* WORK REQUIRED: Return the lines where the word "center" occurs.

• • • • •

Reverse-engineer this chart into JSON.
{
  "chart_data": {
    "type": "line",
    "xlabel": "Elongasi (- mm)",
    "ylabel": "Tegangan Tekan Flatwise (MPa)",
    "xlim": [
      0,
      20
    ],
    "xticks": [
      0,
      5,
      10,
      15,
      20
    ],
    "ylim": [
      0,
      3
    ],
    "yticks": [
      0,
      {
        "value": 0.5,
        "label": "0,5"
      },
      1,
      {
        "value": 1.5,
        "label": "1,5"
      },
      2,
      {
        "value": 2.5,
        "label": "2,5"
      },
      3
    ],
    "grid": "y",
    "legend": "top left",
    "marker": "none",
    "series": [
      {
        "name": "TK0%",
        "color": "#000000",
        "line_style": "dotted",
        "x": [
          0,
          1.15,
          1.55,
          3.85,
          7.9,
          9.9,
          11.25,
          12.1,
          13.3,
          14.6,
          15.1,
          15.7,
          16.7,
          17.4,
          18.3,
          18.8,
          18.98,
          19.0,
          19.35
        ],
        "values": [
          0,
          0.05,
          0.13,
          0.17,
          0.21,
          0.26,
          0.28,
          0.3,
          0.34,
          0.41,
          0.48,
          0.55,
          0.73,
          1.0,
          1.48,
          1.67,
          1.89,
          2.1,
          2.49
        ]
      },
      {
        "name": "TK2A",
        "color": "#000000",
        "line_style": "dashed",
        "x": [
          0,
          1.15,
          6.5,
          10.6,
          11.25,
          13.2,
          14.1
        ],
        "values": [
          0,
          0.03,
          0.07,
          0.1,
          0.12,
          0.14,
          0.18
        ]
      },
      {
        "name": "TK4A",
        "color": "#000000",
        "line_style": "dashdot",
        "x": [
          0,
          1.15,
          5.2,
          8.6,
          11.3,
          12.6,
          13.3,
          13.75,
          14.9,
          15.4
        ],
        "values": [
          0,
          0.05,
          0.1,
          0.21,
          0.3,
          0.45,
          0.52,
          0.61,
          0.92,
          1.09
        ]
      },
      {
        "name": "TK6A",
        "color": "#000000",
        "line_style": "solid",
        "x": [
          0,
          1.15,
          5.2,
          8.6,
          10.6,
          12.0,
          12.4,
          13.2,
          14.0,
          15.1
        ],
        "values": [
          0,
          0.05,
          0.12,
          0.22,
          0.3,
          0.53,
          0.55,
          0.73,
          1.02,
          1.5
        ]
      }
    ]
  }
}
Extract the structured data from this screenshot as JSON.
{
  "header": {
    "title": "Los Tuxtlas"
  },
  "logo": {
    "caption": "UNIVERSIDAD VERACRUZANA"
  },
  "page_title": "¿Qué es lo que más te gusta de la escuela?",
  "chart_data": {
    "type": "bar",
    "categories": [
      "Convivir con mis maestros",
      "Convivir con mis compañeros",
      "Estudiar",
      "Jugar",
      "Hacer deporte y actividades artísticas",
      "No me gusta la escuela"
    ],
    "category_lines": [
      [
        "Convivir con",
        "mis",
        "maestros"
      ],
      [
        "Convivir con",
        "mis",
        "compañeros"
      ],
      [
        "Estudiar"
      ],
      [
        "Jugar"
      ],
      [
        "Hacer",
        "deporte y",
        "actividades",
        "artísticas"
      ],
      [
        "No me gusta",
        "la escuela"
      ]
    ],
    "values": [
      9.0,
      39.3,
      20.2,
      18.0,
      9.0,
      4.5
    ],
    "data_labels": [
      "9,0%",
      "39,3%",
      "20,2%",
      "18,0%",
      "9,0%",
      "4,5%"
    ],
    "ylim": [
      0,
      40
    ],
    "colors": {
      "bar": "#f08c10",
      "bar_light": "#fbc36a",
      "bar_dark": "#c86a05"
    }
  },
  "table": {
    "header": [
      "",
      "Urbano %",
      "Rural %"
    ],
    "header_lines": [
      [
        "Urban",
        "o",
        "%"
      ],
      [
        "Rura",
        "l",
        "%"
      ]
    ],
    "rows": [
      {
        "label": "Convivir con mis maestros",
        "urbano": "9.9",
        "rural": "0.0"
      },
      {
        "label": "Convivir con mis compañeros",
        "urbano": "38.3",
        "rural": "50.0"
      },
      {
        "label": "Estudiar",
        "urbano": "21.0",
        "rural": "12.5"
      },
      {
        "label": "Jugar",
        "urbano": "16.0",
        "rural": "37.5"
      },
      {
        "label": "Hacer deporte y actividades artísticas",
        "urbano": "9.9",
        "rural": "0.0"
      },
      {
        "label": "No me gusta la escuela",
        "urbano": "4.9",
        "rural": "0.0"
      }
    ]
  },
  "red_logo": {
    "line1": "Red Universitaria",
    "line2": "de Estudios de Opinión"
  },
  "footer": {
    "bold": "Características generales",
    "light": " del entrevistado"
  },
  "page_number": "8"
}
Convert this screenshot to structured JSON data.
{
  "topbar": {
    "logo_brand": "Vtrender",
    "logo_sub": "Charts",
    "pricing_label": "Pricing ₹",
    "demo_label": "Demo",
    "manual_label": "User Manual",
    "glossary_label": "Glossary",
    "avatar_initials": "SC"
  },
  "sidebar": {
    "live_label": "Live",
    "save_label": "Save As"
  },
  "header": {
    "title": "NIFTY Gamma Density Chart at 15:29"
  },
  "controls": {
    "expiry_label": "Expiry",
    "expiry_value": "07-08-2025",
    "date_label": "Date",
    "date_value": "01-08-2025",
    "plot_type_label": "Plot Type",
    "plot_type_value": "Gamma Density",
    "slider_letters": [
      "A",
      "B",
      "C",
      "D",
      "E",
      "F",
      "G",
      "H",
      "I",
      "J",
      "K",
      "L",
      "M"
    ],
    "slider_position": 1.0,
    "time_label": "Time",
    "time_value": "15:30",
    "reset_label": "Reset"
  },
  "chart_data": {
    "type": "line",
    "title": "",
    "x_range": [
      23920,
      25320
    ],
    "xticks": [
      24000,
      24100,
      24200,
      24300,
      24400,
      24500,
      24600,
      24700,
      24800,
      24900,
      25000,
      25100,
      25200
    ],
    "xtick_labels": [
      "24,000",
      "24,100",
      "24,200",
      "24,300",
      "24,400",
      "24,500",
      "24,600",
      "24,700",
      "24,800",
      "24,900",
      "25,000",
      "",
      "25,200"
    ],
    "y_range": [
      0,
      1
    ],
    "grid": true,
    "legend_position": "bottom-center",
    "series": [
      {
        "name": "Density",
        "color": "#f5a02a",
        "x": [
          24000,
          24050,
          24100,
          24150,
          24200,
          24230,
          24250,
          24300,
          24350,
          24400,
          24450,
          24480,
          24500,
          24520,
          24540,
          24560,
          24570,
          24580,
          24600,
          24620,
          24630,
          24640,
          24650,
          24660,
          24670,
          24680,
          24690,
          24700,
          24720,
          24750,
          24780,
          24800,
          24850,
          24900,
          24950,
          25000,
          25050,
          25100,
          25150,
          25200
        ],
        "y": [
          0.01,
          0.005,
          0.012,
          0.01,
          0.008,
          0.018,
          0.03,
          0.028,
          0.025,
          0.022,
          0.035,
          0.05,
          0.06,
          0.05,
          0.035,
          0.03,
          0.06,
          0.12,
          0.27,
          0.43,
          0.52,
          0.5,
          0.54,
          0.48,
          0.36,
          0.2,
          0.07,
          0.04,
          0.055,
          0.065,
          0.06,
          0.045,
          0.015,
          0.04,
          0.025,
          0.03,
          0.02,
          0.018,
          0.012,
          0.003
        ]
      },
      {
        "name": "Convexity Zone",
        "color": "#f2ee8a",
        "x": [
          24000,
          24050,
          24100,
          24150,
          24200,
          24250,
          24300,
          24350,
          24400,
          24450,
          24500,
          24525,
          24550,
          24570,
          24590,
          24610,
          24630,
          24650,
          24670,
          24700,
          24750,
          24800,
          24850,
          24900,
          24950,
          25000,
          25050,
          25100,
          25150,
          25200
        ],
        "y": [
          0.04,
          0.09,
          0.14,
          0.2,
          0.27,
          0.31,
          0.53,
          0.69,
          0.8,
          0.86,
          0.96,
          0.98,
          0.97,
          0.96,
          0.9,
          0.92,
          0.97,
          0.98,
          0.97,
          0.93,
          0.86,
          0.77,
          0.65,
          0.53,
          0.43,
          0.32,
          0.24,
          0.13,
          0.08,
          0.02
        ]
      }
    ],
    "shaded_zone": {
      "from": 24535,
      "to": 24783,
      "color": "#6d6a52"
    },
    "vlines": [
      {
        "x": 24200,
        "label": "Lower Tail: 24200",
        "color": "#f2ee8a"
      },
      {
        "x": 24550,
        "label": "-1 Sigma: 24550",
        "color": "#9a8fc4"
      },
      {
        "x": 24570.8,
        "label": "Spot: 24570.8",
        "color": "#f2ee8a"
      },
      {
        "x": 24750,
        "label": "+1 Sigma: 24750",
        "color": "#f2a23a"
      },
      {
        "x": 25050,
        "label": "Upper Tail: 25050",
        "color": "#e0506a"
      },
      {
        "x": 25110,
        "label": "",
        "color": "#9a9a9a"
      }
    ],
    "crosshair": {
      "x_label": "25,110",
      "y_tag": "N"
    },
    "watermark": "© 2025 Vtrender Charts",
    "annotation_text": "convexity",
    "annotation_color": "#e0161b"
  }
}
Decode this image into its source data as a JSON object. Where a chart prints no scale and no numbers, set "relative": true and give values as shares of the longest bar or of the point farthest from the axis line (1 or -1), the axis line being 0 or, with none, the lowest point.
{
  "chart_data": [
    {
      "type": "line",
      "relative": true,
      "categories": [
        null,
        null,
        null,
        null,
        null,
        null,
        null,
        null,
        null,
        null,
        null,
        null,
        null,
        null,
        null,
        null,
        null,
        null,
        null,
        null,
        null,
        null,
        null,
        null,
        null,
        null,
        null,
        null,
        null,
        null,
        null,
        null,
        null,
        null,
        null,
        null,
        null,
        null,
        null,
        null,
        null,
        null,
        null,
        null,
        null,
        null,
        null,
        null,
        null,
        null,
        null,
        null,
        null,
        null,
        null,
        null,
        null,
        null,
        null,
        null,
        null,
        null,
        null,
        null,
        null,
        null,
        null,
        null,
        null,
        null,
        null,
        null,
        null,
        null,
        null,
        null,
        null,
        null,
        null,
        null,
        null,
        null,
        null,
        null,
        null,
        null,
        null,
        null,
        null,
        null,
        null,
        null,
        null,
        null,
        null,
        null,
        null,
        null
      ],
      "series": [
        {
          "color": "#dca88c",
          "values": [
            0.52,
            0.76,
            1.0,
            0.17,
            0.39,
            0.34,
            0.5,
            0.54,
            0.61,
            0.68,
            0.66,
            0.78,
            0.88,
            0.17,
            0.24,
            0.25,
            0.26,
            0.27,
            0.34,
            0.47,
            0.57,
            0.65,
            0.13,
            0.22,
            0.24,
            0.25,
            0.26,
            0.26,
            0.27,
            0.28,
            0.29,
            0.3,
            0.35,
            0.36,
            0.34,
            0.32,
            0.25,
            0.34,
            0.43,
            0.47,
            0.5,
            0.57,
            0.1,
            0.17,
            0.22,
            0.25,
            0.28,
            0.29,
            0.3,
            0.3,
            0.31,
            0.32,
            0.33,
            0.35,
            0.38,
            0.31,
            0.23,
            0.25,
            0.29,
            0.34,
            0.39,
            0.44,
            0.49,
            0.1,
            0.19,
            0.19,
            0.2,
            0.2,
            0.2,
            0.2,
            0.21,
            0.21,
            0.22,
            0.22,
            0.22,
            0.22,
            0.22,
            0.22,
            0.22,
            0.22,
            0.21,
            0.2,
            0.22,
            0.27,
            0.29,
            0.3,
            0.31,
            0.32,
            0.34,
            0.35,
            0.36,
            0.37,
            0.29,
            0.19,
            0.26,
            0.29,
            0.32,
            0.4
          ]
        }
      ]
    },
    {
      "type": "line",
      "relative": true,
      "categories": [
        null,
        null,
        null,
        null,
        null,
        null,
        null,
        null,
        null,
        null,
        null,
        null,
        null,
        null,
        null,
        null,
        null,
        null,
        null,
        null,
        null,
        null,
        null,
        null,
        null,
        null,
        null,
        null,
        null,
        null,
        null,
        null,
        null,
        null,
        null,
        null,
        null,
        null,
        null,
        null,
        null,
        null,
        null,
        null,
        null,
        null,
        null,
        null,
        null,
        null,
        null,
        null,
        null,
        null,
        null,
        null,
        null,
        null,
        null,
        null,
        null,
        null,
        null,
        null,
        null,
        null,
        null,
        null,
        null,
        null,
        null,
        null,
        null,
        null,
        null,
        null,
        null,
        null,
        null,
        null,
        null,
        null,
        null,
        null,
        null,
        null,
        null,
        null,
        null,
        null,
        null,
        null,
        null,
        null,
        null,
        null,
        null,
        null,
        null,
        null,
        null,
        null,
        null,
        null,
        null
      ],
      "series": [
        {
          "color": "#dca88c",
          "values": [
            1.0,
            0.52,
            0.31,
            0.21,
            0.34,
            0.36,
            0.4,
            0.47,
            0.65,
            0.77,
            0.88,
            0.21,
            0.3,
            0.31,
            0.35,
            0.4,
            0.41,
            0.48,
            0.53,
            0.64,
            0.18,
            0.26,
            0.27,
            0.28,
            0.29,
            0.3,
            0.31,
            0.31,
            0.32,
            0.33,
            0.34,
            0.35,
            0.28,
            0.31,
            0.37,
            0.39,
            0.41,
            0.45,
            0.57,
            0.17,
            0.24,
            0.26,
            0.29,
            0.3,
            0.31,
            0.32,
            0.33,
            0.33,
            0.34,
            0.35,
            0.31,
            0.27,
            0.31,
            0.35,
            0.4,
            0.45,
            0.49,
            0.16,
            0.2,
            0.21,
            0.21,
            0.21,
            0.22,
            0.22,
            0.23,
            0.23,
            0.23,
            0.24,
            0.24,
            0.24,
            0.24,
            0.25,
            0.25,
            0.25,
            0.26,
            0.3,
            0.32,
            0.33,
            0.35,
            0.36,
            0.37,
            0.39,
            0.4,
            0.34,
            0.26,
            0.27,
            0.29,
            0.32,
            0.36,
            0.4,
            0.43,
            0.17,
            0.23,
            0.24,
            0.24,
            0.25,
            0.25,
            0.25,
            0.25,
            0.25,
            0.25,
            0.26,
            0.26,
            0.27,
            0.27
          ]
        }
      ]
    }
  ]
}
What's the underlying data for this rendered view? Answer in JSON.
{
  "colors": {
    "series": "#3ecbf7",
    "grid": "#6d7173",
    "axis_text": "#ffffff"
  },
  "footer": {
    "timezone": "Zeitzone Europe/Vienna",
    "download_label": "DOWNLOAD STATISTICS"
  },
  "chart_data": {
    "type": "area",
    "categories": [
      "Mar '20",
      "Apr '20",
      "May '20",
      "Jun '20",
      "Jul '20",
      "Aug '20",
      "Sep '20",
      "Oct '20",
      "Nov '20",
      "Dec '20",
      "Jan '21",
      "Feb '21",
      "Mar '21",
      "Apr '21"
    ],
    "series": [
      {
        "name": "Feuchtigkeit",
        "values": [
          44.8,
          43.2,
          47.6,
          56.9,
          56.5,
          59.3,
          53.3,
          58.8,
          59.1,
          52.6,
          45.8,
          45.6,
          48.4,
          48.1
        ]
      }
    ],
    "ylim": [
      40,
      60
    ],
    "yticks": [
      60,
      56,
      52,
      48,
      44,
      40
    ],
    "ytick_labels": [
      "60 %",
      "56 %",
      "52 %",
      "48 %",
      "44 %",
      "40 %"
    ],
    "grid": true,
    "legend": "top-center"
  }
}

• • • • •

* SOLVED EXERCISE:
    "legend_position": "bottom-center",
    "legend": "top-center"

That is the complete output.